TASK GOAL: Exclude images, then output the remaining data verbatim.
— START DATASET RECORDS —
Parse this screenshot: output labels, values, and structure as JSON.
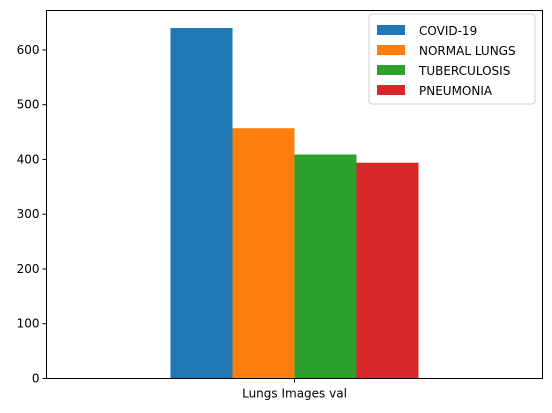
{
  "chart_data": {
    "type": "bar",
    "categories": [
      "Lungs Images val"
    ],
    "series": [
      {
        "name": "COVID-19",
        "values": [
          640
        ],
        "color": "#1f77b4"
      },
      {
        "name": "NORMAL LUNGS",
        "values": [
          457
        ],
        "color": "#ff7f0e"
      },
      {
        "name": "TUBERCULOSIS",
        "values": [
          409
        ],
        "color": "#2ca02c"
      },
      {
        "name": "PNEUMONIA",
        "values": [
          394
        ],
        "color": "#d62728"
      }
    ],
    "ylim": [
      0,
      672
    ],
    "yticks": [
      "0",
      "100",
      "200",
      "300",
      "400",
      "500",
      "600"
    ],
    "legend": "top-right",
    "grid": false
  }
}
— END DATASET RECORDS —
ANSWER:
Parse this screenshot: output labels, values, and structure as JSON.
{
  "chart_data": {
    "type": "bar",
    "categories": [
      "Lungs Images val"
    ],
    "series": [
      {
        "name": "COVID-19",
        "values": [
          640
        ],
        "color": "#1f77b4"
      },
      {
        "name": "NORMAL LUNGS",
        "values": [
          457
        ],
        "color": "#ff7f0e"
      },
      {
        "name": "TUBERCULOSIS",
        "values": [
          409
        ],
        "color": "#2ca02c"
      },
      {
        "name": "PNEUMONIA",
        "values": [
          394
        ],
        "color": "#d62728"
      }
    ],
    "ylim": [
      0,
      672
    ],
    "yticks": [
      "0",
      "100",
      "200",
      "300",
      "400",
      "500",
      "600"
    ],
    "legend": "top-right",
    "grid": false
  }
}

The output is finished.